• Problem description: Reproduce the listing below in full and without alteration, apart from its pictures.

Dataset records:
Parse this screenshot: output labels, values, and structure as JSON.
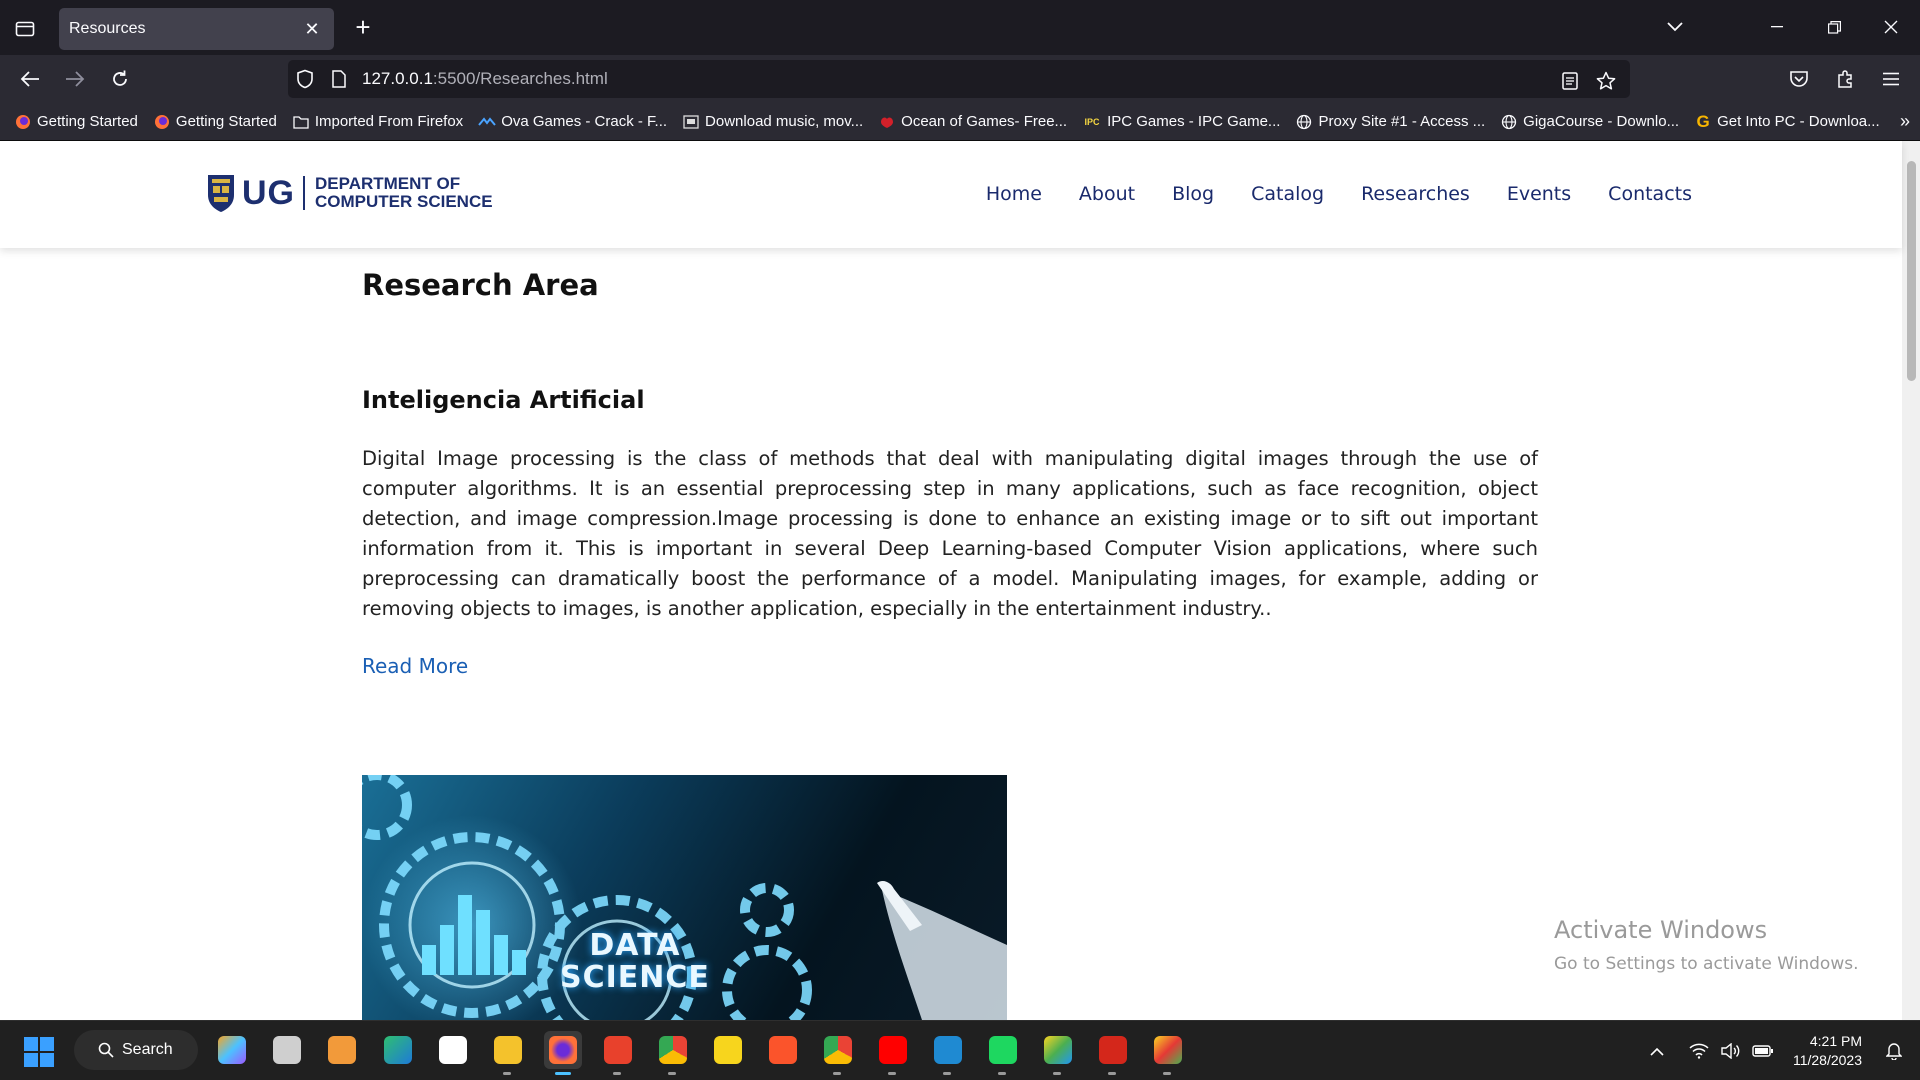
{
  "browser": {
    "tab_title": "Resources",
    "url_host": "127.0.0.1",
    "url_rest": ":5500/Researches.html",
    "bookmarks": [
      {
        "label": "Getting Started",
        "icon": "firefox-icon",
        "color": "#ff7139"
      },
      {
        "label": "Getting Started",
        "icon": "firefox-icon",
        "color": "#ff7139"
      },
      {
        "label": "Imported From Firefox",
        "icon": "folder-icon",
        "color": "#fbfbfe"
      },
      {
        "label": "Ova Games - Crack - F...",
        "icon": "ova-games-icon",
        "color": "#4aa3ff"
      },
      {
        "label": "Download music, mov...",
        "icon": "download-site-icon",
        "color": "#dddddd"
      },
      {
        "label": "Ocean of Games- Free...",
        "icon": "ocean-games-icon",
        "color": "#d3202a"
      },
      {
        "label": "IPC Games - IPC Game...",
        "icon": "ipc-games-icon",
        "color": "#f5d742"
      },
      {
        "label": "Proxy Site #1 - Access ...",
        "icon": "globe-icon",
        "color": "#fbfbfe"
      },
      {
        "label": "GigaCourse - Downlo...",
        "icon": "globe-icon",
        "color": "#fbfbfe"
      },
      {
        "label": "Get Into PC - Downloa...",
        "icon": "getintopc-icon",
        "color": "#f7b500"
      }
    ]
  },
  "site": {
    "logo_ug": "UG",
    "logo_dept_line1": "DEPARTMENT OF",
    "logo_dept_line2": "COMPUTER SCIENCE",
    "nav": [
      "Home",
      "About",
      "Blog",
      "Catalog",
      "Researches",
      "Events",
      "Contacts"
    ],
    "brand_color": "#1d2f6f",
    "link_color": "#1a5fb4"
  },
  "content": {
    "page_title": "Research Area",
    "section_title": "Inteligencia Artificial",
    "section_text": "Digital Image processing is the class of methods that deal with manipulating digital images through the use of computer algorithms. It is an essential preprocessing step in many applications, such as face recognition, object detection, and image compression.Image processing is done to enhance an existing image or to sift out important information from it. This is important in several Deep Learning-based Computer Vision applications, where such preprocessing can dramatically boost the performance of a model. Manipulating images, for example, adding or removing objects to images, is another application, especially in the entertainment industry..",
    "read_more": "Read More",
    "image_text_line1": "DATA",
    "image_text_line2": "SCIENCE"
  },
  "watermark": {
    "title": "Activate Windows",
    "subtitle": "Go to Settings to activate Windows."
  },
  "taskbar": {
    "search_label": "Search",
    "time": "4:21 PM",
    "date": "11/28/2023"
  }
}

• The solution:
Parse this screenshot: output labels, values, and structure as JSON.
{
  "browser": {
    "tab_title": "Resources",
    "url_host": "127.0.0.1",
    "url_rest": ":5500/Researches.html",
    "bookmarks": [
      {
        "label": "Getting Started",
        "icon": "firefox-icon",
        "color": "#ff7139"
      },
      {
        "label": "Getting Started",
        "icon": "firefox-icon",
        "color": "#ff7139"
      },
      {
        "label": "Imported From Firefox",
        "icon": "folder-icon",
        "color": "#fbfbfe"
      },
      {
        "label": "Ova Games - Crack - F...",
        "icon": "ova-games-icon",
        "color": "#4aa3ff"
      },
      {
        "label": "Download music, mov...",
        "icon": "download-site-icon",
        "color": "#dddddd"
      },
      {
        "label": "Ocean of Games- Free...",
        "icon": "ocean-games-icon",
        "color": "#d3202a"
      },
      {
        "label": "IPC Games - IPC Game...",
        "icon": "ipc-games-icon",
        "color": "#f5d742"
      },
      {
        "label": "Proxy Site #1 - Access ...",
        "icon": "globe-icon",
        "color": "#fbfbfe"
      },
      {
        "label": "GigaCourse - Downlo...",
        "icon": "globe-icon",
        "color": "#fbfbfe"
      },
      {
        "label": "Get Into PC - Downloa...",
        "icon": "getintopc-icon",
        "color": "#f7b500"
      }
    ]
  },
  "site": {
    "logo_ug": "UG",
    "logo_dept_line1": "DEPARTMENT OF",
    "logo_dept_line2": "COMPUTER SCIENCE",
    "nav": [
      "Home",
      "About",
      "Blog",
      "Catalog",
      "Researches",
      "Events",
      "Contacts"
    ],
    "brand_color": "#1d2f6f",
    "link_color": "#1a5fb4"
  },
  "content": {
    "page_title": "Research Area",
    "section_title": "Inteligencia Artificial",
    "section_text": "Digital Image processing is the class of methods that deal with manipulating digital images through the use of computer algorithms. It is an essential preprocessing step in many applications, such as face recognition, object detection, and image compression.Image processing is done to enhance an existing image or to sift out important information from it. This is important in several Deep Learning-based Computer Vision applications, where such preprocessing can dramatically boost the performance of a model. Manipulating images, for example, adding or removing objects to images, is another application, especially in the entertainment industry..",
    "read_more": "Read More",
    "image_text_line1": "DATA",
    "image_text_line2": "SCIENCE"
  },
  "watermark": {
    "title": "Activate Windows",
    "subtitle": "Go to Settings to activate Windows."
  },
  "taskbar": {
    "search_label": "Search",
    "time": "4:21 PM",
    "date": "11/28/2023"
  }
}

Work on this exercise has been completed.